*** Excerpt to read ***
The book gave away the real-time frequency of Middle-C at 261.626 Hz, but let’s pretend I didn’t read that and use the MIDI to Frequency conversion formula that Puckette provides, which is $f = 440 \cdot 2^{\frac{m-69}{12}}$, where $m$ is the MIDI number we want to convert, (which in this case, is 60). Filling in the variables, frequency is equal to

$f=440\cdot2^{\frac{60-69}{12}}\rightarrow f=440\cdot2^{\frac{-9}{12}}\rightarrow f=440\cdot0.595\rightarrow f=261.626\textup{Hz}$

Cool. So now that we’ve got the frequency of the note we need to convert this to the angular frequency of the note. A sinusoidal signal with an angular frequency of $\omega$ and sample rate of $R$ has a real-time frequency equivalent to:

$f=\frac{\omega R}{2\pi}\rightarrow 262.626\textup{Hz}=\frac{\omega \cdot 44100}{2\pi}$ $262.626 \cdot 2\pi = \frac{\omega \cdot 44100}{2\pi}\cdot 2\pi$ $1650.13 = 44100\cdot\omega$ $\frac{1650.13}{44100}=\omega$ $\omega = 0.037\textup{ radians per sample}$.

7. Two sinusoids play at middle C (MIDI 60) and the neighboring C sharp (MIDI 61). What is the difference, in Hertz, between their frequencies?

Let’s hit up that same equation I used in the last example to convert midi to frequency for both of these MIDI notes:

$f = 440 \cdot 2^{\frac{60-69}{12}} \rightarrow f = 261.626\textup{ Hz}$ $f = 440 \cdot 2^{\frac{61-69}{12}} \rightarrow f = 277.183\textup{ Hz}$

Then just subtract the two for the answer:

$277.183 - 261.626 = 15.557\textup{ Hz}$

It don’t get quicker than that!

8. How many cents is the interval between the seventh and the eighth harmonic of a periodic signal?
***
Written request: Extend the MIDI and frequency walkthrough above, picking up after its final line.
*** Supplied material ***
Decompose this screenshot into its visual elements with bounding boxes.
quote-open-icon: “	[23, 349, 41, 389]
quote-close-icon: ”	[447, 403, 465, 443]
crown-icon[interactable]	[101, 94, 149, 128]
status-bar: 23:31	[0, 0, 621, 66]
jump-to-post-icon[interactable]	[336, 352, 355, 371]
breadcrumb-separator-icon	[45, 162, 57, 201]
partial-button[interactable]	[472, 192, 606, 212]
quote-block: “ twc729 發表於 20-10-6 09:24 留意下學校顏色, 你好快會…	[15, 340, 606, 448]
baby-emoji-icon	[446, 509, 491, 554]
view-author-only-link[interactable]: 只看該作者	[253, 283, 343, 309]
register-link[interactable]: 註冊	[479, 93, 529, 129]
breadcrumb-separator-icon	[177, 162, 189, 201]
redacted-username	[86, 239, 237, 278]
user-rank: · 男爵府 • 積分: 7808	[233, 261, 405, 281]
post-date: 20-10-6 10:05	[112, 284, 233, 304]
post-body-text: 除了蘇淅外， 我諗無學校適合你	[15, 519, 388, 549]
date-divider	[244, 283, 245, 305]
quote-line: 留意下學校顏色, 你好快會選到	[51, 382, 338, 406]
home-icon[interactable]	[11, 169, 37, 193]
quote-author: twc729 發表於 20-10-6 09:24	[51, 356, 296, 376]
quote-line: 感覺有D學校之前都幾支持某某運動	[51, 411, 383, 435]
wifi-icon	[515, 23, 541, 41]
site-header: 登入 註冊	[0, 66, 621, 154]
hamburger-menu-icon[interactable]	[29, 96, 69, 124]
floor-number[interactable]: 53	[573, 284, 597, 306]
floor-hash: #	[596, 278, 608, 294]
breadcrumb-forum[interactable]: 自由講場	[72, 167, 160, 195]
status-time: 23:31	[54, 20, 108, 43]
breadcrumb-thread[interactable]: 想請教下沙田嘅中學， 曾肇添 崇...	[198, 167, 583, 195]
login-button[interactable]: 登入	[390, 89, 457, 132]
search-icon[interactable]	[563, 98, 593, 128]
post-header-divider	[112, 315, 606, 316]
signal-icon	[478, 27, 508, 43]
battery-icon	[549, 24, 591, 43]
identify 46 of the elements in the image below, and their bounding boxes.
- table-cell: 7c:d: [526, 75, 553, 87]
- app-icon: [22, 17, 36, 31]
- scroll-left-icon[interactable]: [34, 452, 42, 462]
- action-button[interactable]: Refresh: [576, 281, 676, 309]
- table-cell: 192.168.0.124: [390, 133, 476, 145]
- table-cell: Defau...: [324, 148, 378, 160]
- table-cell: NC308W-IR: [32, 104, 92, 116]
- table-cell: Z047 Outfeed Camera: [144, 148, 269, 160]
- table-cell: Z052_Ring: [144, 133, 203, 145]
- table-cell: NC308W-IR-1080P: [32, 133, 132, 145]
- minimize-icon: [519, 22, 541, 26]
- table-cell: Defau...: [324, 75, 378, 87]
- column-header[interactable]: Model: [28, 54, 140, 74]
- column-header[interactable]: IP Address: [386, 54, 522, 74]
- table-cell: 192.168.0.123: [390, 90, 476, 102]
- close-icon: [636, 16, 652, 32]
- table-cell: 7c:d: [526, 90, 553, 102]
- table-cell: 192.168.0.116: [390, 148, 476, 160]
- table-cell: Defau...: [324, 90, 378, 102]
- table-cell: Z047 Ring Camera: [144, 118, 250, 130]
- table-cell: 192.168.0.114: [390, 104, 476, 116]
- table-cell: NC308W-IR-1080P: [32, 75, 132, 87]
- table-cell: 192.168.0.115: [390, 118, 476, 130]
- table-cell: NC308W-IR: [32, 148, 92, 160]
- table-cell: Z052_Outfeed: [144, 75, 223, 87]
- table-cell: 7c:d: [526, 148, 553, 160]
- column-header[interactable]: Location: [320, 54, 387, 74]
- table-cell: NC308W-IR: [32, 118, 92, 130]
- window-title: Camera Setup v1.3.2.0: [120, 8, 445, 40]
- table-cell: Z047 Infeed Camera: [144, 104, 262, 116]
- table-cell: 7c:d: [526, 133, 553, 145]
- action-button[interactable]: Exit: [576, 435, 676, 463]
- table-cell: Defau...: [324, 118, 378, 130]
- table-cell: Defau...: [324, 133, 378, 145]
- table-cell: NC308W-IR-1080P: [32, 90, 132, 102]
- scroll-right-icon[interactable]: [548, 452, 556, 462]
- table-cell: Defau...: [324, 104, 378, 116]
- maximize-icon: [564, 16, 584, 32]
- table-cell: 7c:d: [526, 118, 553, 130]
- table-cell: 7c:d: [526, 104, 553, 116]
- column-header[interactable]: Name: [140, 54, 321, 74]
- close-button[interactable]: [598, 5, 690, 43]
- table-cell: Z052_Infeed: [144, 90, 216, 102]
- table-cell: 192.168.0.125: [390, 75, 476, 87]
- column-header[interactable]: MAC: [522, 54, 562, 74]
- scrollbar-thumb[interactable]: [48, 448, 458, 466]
***
Output:
So, this took a lot more time than I thought it would. The problem that we’re faced here is that the original signal is of a completely arbitrary frequency. Surely, every signal with a different frequency will have different overtones at different frequencies…But if we look a bit closer to the question, Puckette is asking about cents. It always takes 100 hundred cents to create a half-step between any two notes. It doesn’t matter what two notes you’re measuring the interval between, a half step is always 100 cents, even if the frequencies are dozens of hertz apart, like at the top register of the piano or high-pitched piccolo flute. So how many cents are between the seventh and eighth harmonic? Let’s remember that the overtone series (the harmonic series) is represented by a series of extremely simple ratios: 2:1, 3:2, 4:3, 5:4, 6:5, 7:6, 8:7 (!), and so on.

At this point I became stuck again, honestly. I knew I needed to somehow coax the number of cents between 8:7 but I couldn’t quite seem to figure it out. It was time to google and after much (re?)learning about the Twelfth Root of Two, a formula useful for finding the difference between half-steps. It’s most often used to calculate the frequencies of notes relative to one another (ie: if you’re trying to find the frequency of a note five half-steps above, say, A-440 – which is a D, you would use the twelfth root of two as so: $f=440\cdot2^{\frac{5}{12}}$ which equates to $576.33\textup{ cents}$. Cool, but we’re not looking for frequency…we are however looking for the amount of half-steps it takes to create the fraction $\frac{8}{7}$.

So….

$\frac{8}{7}=2^{\frac{x}{12}}$ $log_{2}{\frac{8}{7}}=\frac{x}{12}$ $12log_{2}{\frac{8}{7}}=x$ $x = 2.31\textup{ half-steps}$ $231\textup{ cents}$

Literally the only reason I can safely say that this is correct is because the book gives the amount of cents above a given fundamental for various parts of the overtone sequence and subtracting the seventh from the eighth gave the same number. I feel icky right now after this one.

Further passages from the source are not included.